--- start ---

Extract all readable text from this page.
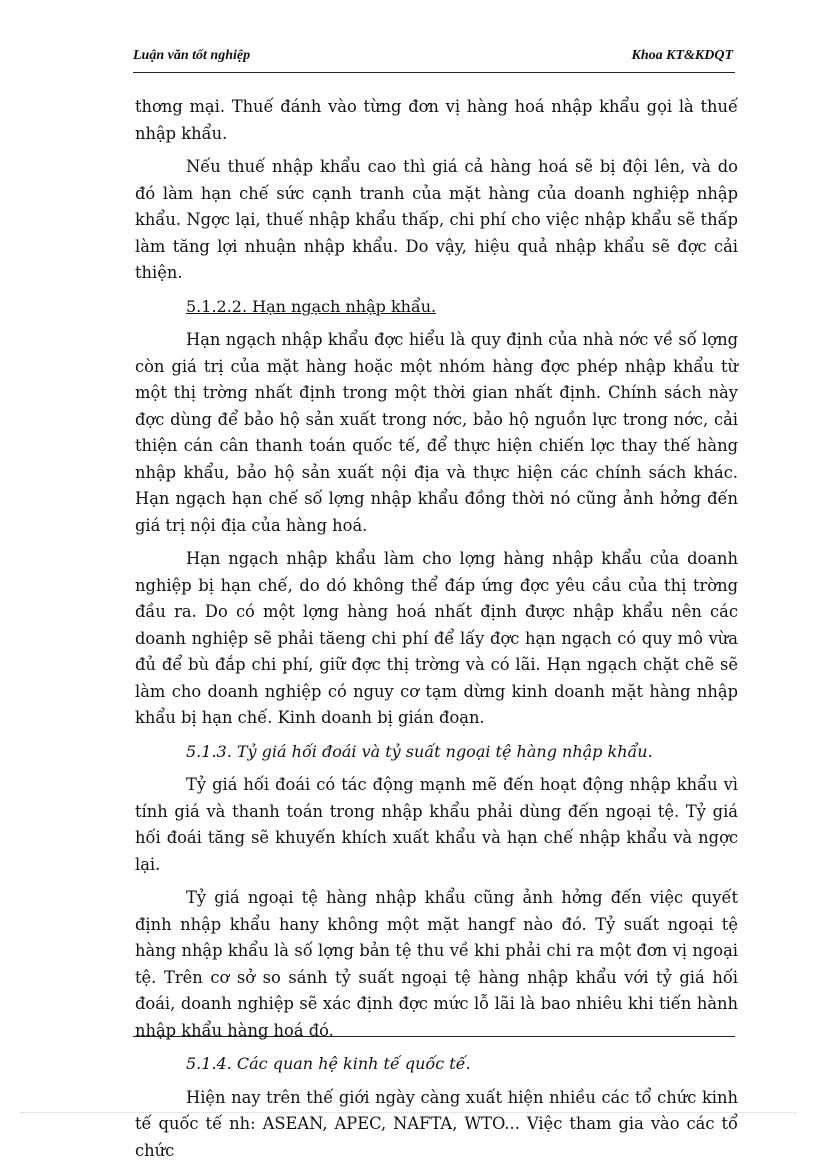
Luận văn tốt nghiệp	Khoa KT&KDQT

thơng mại. Thuế đánh vào từng đơn vị hàng hoá nhập khẩu gọi là thuế nhập khẩu.

Nếu thuế nhập khẩu cao thì giá cả hàng hoá sẽ bị đội lên, và do đó làm hạn chế sức cạnh tranh của mặt hàng của doanh nghiệp nhập khẩu. Ngợc lại, thuế nhập khẩu thấp, chi phí cho việc nhập khẩu sẽ thấp làm tăng lợi nhuận nhập khẩu. Do vậy, hiệu quả nhập khẩu sẽ đợc cải thiện.

5.1.2.2. Hạn ngạch nhập khẩu.

Hạn ngạch nhập khẩu đợc hiểu là quy định của nhà nớc về số lợng còn giá trị của mặt hàng hoặc một nhóm hàng đợc phép nhập khẩu từ một thị trờng nhất định trong một thời gian nhất định. Chính sách này đợc dùng để bảo hộ sản xuất trong nớc, bảo hộ nguồn lực trong nớc, cải thiện cán cân thanh toán quốc tế, để thực hiện chiến lợc thay thế hàng nhập khẩu, bảo hộ sản xuất nội địa và thực hiện các chính sách khác. Hạn ngạch hạn chế số lợng nhập khẩu đồng thời nó cũng ảnh hởng đến giá trị nội địa của hàng hoá.

Hạn ngạch nhập khẩu làm cho lợng hàng nhập khẩu của doanh nghiệp bị hạn chế, do dó không thể đáp ứng đợc yêu cầu của thị trờng đầu ra. Do có một lợng hàng hoá nhất định được nhập khẩu nên các doanh nghiệp sẽ phải tăeng chi phí để lấy đợc hạn ngạch có quy mô vừa đủ để bù đắp chi phí, giữ đợc thị trờng và có lãi. Hạn ngạch chặt chẽ sẽ làm cho doanh nghiệp có nguy cơ tạm dừng kinh doanh mặt hàng nhập khẩu bị hạn chế. Kinh doanh bị gián đoạn.

5.1.3. Tỷ giá hối đoái và tỷ suất ngoại tệ hàng nhập khẩu.

Tỷ giá hối đoái có tác động mạnh mẽ đến hoạt động nhập khẩu vì tính giá và thanh toán trong nhập khẩu phải dùng đến ngoại tệ. Tỷ giá hối đoái tăng sẽ khuyến khích xuất khẩu và hạn chế nhập khẩu và ngợc lại.

Tỷ giá ngoại tệ hàng nhập khẩu cũng ảnh hởng đến việc quyết định nhập khẩu hany không một mặt hangf nào đó. Tỷ suất ngoại tệ hàng nhập khẩu là số lợng bản tệ thu về khi phải chi ra một đơn vị ngoại tệ. Trên cơ sở so sánh tỷ suất ngoại tệ hàng nhập khẩu với tỷ giá hối đoái, doanh nghiệp sẽ xác định đợc mức lỗ lãi là bao nhiêu khi tiến hành nhập khẩu hàng hoá đó.

5.1.4. Các quan hệ kinh tế quốc tế.

Hiện nay trên thế giới ngày càng xuất hiện nhiều các tổ chức kinh tế quốc tế nh: ASEAN, APEC, NAFTA, WTO... Việc tham gia vào các tổ chức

--- end ---

Say how many lines in the records contain the string "kinh", and say nothing else.

3